▶ **Written instruction**: Leave the pictures out. Return all other data exactly.

— Start Source records —

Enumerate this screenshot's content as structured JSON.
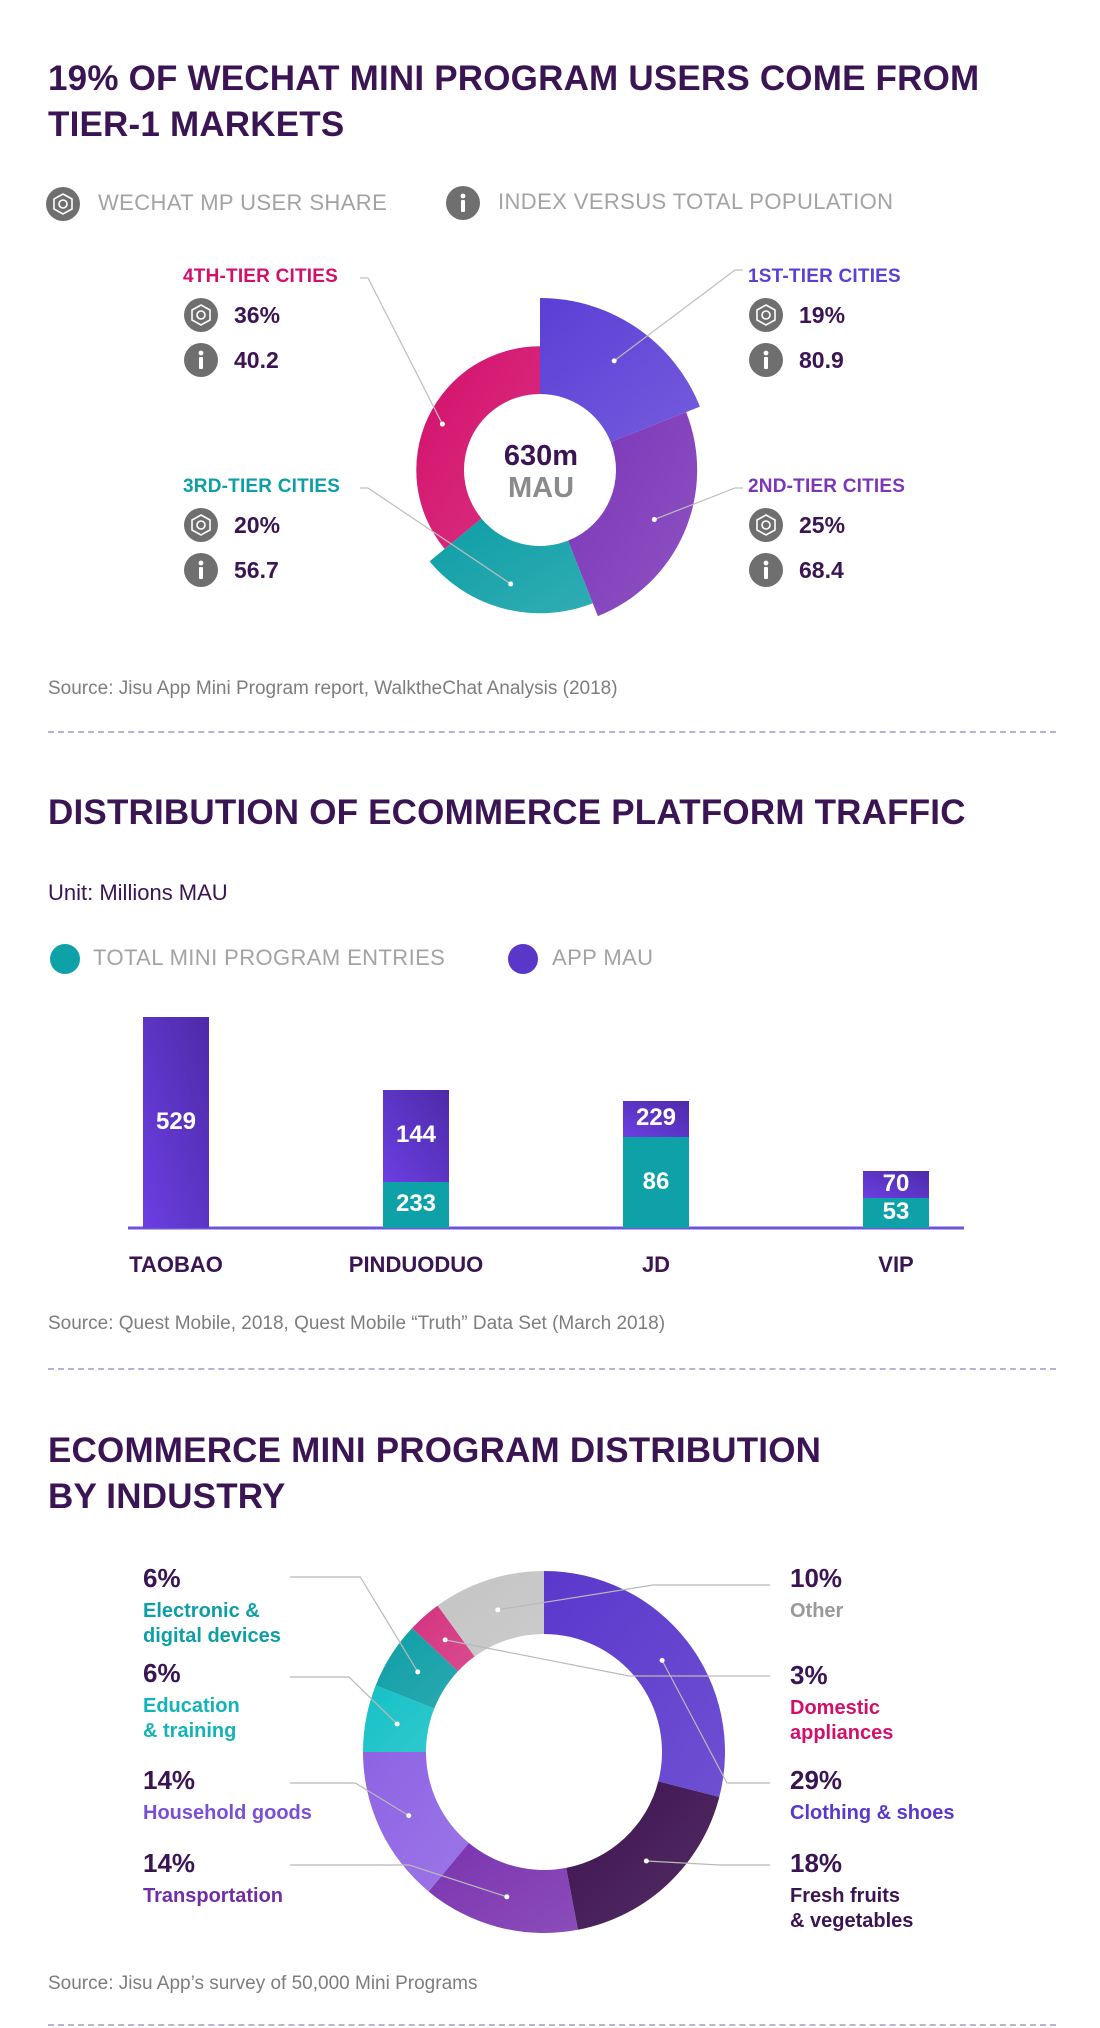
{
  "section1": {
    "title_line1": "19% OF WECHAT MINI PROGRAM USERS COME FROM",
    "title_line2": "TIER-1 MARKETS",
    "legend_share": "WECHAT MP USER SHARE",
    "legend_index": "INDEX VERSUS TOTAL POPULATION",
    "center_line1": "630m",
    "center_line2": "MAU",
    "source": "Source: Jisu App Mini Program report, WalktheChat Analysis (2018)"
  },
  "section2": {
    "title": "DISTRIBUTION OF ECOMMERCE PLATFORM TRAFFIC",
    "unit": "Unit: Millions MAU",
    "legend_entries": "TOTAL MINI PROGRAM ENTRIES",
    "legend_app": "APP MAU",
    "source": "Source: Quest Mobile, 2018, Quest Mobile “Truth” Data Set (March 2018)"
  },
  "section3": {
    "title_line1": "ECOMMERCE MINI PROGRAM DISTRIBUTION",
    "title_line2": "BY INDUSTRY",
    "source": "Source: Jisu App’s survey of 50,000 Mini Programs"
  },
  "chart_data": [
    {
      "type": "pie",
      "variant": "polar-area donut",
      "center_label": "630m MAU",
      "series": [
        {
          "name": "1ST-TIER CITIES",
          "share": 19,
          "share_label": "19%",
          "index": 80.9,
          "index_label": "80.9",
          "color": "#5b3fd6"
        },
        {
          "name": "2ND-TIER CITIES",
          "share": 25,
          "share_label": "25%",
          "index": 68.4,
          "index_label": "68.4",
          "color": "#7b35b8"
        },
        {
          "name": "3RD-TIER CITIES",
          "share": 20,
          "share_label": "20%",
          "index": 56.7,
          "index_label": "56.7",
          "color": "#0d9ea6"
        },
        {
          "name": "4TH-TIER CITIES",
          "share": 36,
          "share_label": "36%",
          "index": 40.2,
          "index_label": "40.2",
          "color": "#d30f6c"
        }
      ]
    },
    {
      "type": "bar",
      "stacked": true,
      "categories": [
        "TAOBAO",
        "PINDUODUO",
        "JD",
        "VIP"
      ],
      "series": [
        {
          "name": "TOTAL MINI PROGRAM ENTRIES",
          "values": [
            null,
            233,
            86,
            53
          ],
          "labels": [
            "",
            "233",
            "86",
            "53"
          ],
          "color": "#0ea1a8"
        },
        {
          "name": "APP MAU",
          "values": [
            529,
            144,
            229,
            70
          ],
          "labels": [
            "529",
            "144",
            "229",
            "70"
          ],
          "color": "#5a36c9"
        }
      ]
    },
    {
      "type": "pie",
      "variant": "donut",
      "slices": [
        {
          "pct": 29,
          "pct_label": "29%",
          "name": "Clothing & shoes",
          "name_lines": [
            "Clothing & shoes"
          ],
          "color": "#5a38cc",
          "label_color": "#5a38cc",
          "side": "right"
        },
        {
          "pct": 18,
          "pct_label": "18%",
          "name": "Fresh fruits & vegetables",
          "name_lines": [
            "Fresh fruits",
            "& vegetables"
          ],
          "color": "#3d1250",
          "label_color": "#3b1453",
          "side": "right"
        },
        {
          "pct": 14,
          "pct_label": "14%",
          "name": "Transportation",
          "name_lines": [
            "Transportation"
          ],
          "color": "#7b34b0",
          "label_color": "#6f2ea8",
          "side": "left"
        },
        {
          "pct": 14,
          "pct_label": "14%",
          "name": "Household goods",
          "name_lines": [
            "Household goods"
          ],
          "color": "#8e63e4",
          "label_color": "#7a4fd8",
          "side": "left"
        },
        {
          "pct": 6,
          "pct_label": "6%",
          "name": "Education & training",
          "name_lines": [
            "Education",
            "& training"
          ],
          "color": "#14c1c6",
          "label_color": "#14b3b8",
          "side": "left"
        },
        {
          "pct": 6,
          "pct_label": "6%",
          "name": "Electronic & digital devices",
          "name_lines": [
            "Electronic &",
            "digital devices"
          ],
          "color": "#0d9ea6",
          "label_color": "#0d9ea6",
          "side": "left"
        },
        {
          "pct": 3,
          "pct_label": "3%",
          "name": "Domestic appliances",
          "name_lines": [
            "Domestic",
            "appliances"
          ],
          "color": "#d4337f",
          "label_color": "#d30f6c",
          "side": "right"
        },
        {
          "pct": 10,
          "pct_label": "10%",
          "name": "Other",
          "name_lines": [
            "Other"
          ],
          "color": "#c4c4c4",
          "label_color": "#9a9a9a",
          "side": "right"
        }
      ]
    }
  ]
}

— End Source records —

▶ **Expected answer**:
Enumerate this screenshot's content as structured JSON.
{
  "section1": {
    "title_line1": "19% OF WECHAT MINI PROGRAM USERS COME FROM",
    "title_line2": "TIER-1 MARKETS",
    "legend_share": "WECHAT MP USER SHARE",
    "legend_index": "INDEX VERSUS TOTAL POPULATION",
    "center_line1": "630m",
    "center_line2": "MAU",
    "source": "Source: Jisu App Mini Program report, WalktheChat Analysis (2018)"
  },
  "section2": {
    "title": "DISTRIBUTION OF ECOMMERCE PLATFORM TRAFFIC",
    "unit": "Unit: Millions MAU",
    "legend_entries": "TOTAL MINI PROGRAM ENTRIES",
    "legend_app": "APP MAU",
    "source": "Source: Quest Mobile, 2018, Quest Mobile “Truth” Data Set (March 2018)"
  },
  "section3": {
    "title_line1": "ECOMMERCE MINI PROGRAM DISTRIBUTION",
    "title_line2": "BY INDUSTRY",
    "source": "Source: Jisu App’s survey of 50,000 Mini Programs"
  },
  "chart_data": [
    {
      "type": "pie",
      "variant": "polar-area donut",
      "center_label": "630m MAU",
      "series": [
        {
          "name": "1ST-TIER CITIES",
          "share": 19,
          "share_label": "19%",
          "index": 80.9,
          "index_label": "80.9",
          "color": "#5b3fd6"
        },
        {
          "name": "2ND-TIER CITIES",
          "share": 25,
          "share_label": "25%",
          "index": 68.4,
          "index_label": "68.4",
          "color": "#7b35b8"
        },
        {
          "name": "3RD-TIER CITIES",
          "share": 20,
          "share_label": "20%",
          "index": 56.7,
          "index_label": "56.7",
          "color": "#0d9ea6"
        },
        {
          "name": "4TH-TIER CITIES",
          "share": 36,
          "share_label": "36%",
          "index": 40.2,
          "index_label": "40.2",
          "color": "#d30f6c"
        }
      ]
    },
    {
      "type": "bar",
      "stacked": true,
      "categories": [
        "TAOBAO",
        "PINDUODUO",
        "JD",
        "VIP"
      ],
      "series": [
        {
          "name": "TOTAL MINI PROGRAM ENTRIES",
          "values": [
            null,
            233,
            86,
            53
          ],
          "labels": [
            "",
            "233",
            "86",
            "53"
          ],
          "color": "#0ea1a8"
        },
        {
          "name": "APP MAU",
          "values": [
            529,
            144,
            229,
            70
          ],
          "labels": [
            "529",
            "144",
            "229",
            "70"
          ],
          "color": "#5a36c9"
        }
      ]
    },
    {
      "type": "pie",
      "variant": "donut",
      "slices": [
        {
          "pct": 29,
          "pct_label": "29%",
          "name": "Clothing & shoes",
          "name_lines": [
            "Clothing & shoes"
          ],
          "color": "#5a38cc",
          "label_color": "#5a38cc",
          "side": "right"
        },
        {
          "pct": 18,
          "pct_label": "18%",
          "name": "Fresh fruits & vegetables",
          "name_lines": [
            "Fresh fruits",
            "& vegetables"
          ],
          "color": "#3d1250",
          "label_color": "#3b1453",
          "side": "right"
        },
        {
          "pct": 14,
          "pct_label": "14%",
          "name": "Transportation",
          "name_lines": [
            "Transportation"
          ],
          "color": "#7b34b0",
          "label_color": "#6f2ea8",
          "side": "left"
        },
        {
          "pct": 14,
          "pct_label": "14%",
          "name": "Household goods",
          "name_lines": [
            "Household goods"
          ],
          "color": "#8e63e4",
          "label_color": "#7a4fd8",
          "side": "left"
        },
        {
          "pct": 6,
          "pct_label": "6%",
          "name": "Education & training",
          "name_lines": [
            "Education",
            "& training"
          ],
          "color": "#14c1c6",
          "label_color": "#14b3b8",
          "side": "left"
        },
        {
          "pct": 6,
          "pct_label": "6%",
          "name": "Electronic & digital devices",
          "name_lines": [
            "Electronic &",
            "digital devices"
          ],
          "color": "#0d9ea6",
          "label_color": "#0d9ea6",
          "side": "left"
        },
        {
          "pct": 3,
          "pct_label": "3%",
          "name": "Domestic appliances",
          "name_lines": [
            "Domestic",
            "appliances"
          ],
          "color": "#d4337f",
          "label_color": "#d30f6c",
          "side": "right"
        },
        {
          "pct": 10,
          "pct_label": "10%",
          "name": "Other",
          "name_lines": [
            "Other"
          ],
          "color": "#c4c4c4",
          "label_color": "#9a9a9a",
          "side": "right"
        }
      ]
    }
  ]
}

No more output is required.